Look through the records below, and copy out every line that holds the string "name".

==================================================

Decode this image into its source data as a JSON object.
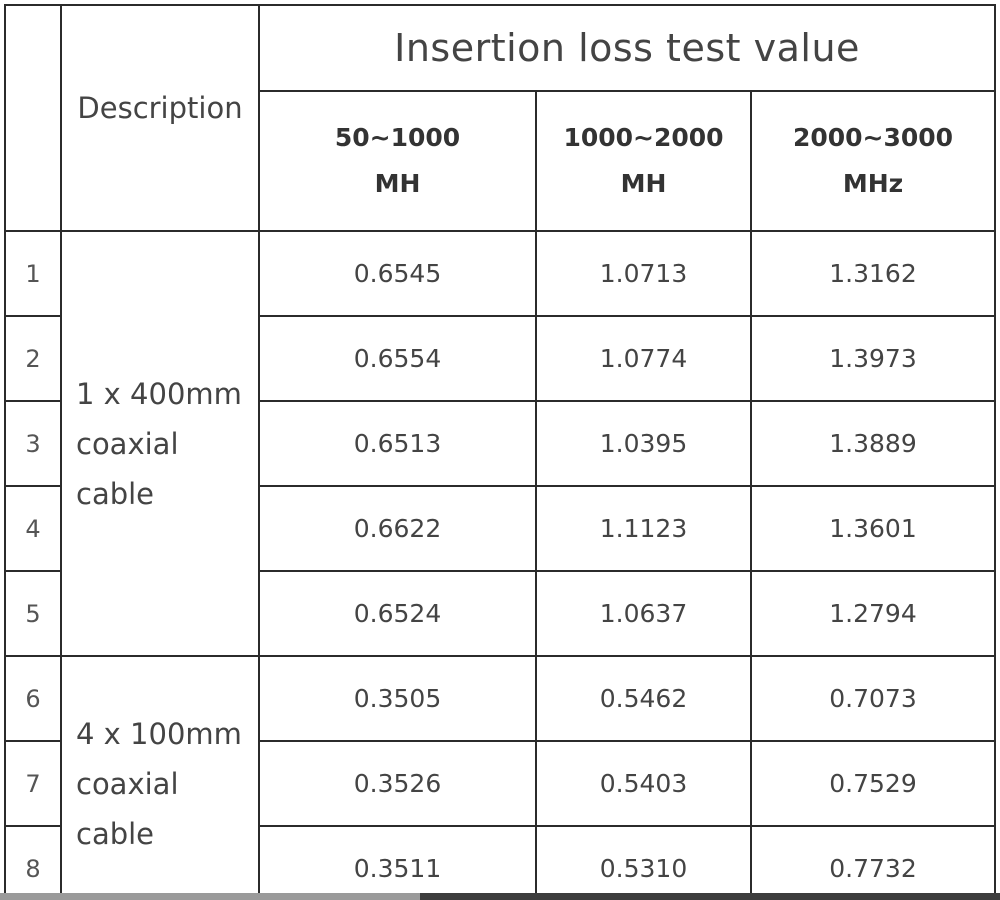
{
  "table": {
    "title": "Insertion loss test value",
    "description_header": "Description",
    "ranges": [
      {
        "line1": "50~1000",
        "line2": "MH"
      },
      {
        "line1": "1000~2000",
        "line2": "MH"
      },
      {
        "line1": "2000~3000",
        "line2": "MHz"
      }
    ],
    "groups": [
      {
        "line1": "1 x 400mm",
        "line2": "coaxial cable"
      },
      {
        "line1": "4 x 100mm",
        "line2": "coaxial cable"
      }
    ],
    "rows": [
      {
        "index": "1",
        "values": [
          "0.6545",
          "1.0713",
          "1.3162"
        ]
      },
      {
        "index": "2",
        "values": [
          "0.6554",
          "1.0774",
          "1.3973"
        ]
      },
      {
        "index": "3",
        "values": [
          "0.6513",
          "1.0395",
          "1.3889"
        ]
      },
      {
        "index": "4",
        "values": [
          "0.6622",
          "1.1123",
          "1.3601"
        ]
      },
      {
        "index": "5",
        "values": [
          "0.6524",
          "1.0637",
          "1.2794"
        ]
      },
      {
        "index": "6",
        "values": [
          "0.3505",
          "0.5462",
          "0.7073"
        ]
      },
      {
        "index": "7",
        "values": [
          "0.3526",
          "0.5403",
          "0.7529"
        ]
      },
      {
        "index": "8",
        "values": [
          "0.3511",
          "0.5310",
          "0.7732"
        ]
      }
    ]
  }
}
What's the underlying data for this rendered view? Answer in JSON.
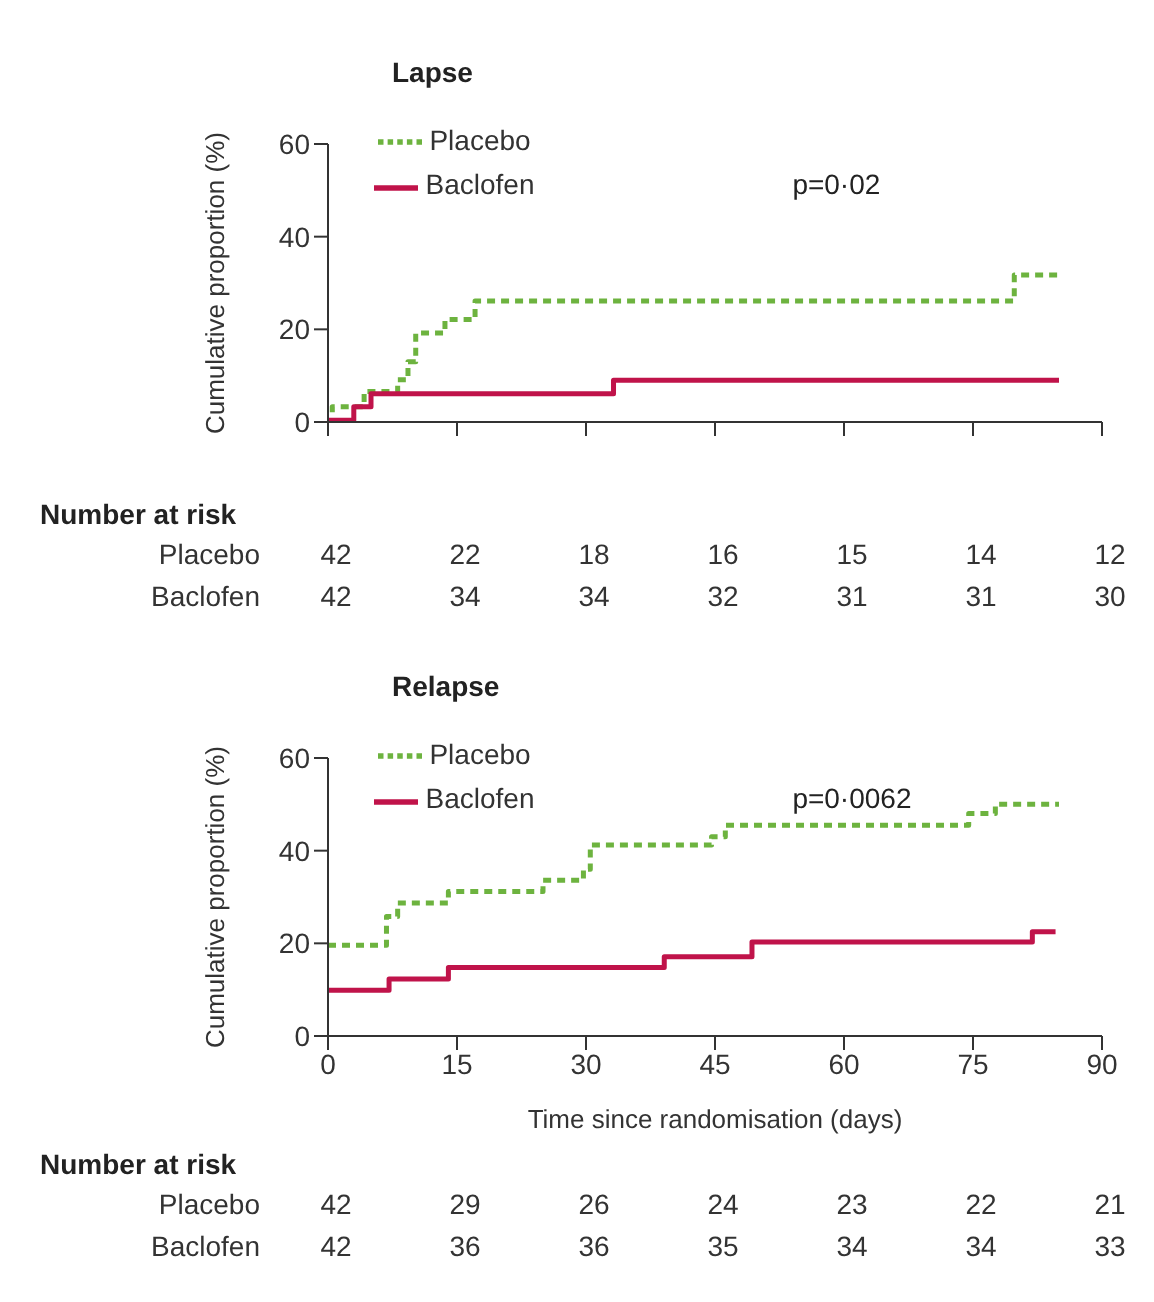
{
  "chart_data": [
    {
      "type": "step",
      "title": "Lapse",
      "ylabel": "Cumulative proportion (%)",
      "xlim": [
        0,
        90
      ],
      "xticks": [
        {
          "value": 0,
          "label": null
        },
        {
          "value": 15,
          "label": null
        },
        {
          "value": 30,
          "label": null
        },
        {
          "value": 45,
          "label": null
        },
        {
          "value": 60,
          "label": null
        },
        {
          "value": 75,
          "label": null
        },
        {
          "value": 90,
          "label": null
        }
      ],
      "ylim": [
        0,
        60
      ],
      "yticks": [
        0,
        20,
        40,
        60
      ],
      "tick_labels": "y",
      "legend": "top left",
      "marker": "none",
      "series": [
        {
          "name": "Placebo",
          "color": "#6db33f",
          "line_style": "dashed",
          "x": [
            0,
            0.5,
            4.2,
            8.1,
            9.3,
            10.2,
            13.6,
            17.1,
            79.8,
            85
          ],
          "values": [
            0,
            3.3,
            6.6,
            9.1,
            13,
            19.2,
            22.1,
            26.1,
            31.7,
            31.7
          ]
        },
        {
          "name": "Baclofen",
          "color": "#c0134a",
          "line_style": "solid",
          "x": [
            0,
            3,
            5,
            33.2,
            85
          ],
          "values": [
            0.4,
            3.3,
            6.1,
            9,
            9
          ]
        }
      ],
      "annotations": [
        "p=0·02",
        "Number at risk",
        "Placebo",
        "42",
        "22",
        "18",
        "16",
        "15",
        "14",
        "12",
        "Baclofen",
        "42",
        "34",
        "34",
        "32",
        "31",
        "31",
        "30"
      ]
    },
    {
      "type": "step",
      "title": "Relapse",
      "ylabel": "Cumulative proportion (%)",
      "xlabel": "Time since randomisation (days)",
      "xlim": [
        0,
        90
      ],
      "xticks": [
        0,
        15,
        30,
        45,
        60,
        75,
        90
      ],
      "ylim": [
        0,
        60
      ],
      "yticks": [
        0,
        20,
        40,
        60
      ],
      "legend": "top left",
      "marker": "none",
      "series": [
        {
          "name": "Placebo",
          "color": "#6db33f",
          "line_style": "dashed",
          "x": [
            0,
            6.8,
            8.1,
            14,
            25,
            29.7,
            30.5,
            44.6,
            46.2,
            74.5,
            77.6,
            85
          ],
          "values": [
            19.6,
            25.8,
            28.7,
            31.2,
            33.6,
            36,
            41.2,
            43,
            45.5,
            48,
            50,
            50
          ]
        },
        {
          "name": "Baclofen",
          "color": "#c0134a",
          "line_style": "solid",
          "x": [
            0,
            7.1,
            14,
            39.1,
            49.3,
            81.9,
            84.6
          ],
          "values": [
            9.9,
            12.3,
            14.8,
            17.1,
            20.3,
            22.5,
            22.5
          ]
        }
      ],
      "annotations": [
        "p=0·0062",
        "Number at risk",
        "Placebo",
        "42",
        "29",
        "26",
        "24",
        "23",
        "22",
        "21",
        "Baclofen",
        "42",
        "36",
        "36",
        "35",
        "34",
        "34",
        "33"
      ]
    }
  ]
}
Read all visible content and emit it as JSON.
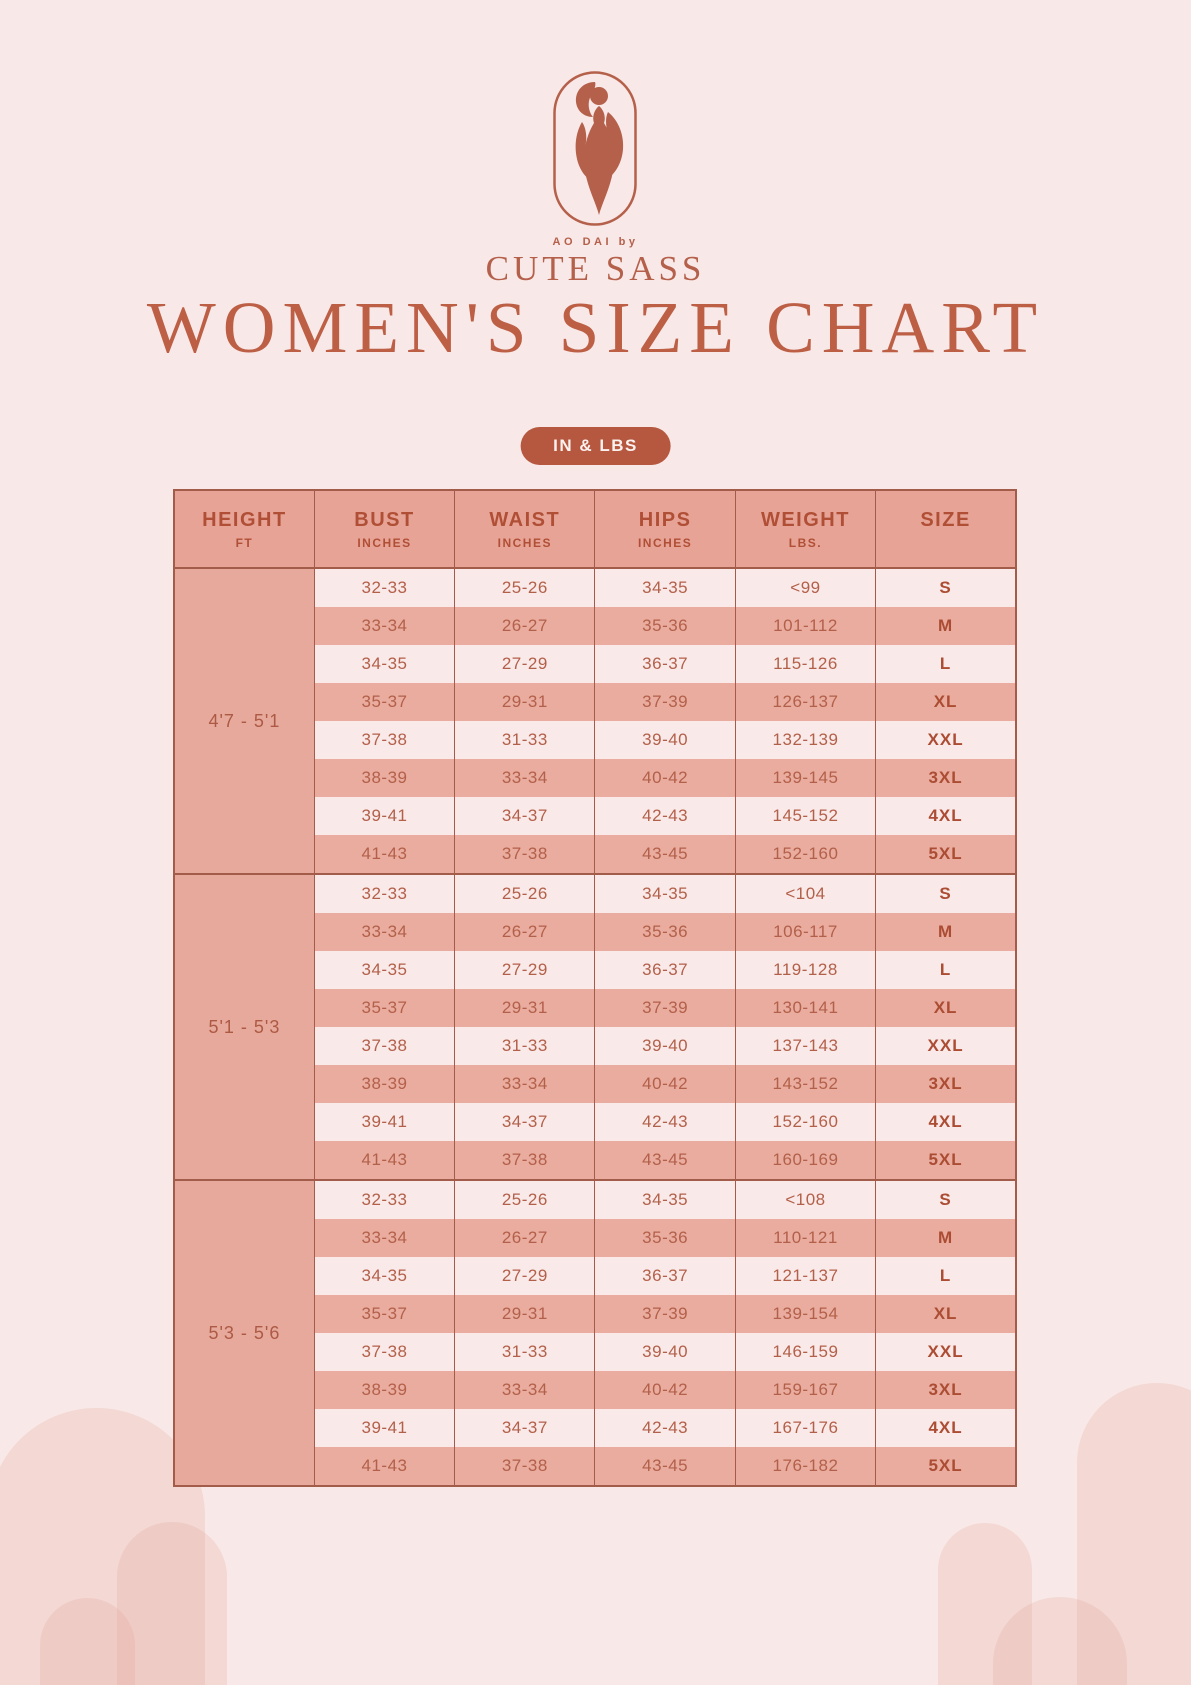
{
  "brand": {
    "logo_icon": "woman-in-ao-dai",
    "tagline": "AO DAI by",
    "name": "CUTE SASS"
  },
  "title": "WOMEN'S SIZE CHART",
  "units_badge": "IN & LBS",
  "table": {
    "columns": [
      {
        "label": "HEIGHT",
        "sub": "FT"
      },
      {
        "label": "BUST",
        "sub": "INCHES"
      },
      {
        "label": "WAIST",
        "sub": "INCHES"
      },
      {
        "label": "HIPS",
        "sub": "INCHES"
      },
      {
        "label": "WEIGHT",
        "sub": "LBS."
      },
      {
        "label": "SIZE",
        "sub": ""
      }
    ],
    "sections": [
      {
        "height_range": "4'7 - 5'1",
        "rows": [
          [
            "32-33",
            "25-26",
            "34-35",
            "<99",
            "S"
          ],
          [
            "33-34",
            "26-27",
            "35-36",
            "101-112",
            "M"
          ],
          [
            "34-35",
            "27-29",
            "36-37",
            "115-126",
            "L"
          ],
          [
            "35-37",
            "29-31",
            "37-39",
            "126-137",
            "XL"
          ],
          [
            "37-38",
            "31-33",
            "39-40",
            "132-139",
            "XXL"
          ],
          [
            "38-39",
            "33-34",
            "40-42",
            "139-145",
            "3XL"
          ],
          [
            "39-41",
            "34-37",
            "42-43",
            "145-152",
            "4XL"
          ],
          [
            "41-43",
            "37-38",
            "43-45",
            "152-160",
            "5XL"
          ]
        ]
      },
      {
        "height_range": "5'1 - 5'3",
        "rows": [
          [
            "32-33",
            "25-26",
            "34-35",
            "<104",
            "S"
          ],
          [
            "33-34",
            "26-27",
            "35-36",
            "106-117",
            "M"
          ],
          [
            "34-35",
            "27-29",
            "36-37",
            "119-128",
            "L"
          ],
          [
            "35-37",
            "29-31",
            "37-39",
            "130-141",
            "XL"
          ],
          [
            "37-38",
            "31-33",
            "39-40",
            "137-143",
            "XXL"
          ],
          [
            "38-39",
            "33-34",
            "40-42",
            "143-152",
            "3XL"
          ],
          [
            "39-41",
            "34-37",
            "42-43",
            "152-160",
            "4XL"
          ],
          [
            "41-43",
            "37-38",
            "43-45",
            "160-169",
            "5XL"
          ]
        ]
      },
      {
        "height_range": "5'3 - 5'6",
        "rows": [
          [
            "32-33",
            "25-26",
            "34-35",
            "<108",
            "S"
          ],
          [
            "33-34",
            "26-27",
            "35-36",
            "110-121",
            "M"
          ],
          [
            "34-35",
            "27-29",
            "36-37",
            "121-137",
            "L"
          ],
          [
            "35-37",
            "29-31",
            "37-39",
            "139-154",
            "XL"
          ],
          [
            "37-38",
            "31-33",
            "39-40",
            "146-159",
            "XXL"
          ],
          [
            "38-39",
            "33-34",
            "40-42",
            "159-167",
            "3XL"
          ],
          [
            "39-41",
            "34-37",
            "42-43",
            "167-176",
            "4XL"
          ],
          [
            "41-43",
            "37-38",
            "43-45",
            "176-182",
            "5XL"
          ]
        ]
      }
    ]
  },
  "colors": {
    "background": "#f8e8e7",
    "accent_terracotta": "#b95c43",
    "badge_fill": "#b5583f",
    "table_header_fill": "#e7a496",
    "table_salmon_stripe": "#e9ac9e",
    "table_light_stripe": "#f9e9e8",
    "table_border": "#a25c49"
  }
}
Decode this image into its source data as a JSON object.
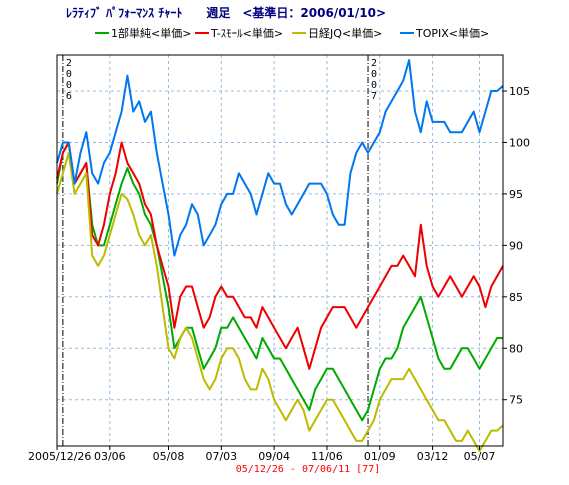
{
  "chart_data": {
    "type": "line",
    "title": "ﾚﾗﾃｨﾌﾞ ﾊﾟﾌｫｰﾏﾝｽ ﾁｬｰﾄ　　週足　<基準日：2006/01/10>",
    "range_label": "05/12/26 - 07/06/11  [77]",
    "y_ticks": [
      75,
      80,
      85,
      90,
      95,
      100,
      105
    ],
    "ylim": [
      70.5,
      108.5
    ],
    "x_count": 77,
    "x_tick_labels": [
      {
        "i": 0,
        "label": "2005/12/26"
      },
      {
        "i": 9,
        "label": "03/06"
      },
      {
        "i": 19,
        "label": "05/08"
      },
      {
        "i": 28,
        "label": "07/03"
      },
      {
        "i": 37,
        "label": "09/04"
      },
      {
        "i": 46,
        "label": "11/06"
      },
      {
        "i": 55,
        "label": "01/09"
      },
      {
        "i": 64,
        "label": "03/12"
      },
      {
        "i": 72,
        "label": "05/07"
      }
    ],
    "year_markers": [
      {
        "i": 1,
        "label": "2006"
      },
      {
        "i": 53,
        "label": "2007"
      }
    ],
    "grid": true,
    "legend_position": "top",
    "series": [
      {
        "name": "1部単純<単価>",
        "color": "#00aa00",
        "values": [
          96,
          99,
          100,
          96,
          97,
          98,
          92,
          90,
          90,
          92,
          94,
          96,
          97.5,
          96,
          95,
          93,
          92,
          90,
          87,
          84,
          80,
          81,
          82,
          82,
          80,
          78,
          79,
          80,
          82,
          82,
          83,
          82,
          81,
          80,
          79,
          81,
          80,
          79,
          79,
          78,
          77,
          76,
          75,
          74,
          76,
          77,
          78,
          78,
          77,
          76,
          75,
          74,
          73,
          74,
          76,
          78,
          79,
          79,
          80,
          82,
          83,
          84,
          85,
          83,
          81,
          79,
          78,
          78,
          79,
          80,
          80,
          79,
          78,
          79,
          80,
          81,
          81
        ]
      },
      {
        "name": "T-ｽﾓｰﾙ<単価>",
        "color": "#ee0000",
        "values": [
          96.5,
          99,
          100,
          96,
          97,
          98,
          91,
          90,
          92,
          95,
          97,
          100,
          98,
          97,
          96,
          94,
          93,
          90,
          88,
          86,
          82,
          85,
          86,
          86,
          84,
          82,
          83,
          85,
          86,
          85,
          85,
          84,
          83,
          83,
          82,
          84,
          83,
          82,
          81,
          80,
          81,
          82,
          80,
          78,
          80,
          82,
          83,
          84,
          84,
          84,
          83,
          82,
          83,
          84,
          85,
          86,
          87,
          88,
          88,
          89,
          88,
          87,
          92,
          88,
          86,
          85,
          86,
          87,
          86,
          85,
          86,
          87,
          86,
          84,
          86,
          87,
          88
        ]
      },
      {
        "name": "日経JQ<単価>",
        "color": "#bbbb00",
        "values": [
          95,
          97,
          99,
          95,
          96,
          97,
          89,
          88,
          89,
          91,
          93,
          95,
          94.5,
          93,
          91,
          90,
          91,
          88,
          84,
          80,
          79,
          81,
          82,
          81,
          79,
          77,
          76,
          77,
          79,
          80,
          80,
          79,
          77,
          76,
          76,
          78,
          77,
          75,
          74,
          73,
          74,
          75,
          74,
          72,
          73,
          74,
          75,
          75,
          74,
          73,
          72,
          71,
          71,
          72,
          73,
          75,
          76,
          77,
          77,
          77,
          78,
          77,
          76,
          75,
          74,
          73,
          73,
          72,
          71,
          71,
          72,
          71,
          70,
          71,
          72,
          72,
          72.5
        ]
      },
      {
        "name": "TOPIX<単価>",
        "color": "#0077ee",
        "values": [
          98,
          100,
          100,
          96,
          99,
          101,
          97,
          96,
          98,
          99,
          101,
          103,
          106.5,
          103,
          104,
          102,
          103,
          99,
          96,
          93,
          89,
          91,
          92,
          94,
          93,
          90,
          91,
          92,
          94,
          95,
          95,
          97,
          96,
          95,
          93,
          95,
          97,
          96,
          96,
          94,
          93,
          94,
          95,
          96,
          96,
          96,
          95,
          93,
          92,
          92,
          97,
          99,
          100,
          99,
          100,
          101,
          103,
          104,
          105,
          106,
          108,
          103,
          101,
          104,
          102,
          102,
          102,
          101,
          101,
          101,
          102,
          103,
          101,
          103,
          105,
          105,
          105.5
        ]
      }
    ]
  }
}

==================================================

- [Reply]:
          "name": "Placebo",
          "name": "Baclofen",
          "name": "Placebo",
          "name": "Baclofen",
    "name": "CUTE SASS"
        "name": "1部単純<単価>",
        "name": "T-ｽﾓｰﾙ<単価>",
        "name": "日経JQ<単価>",
        "name": "TOPIX<単価>",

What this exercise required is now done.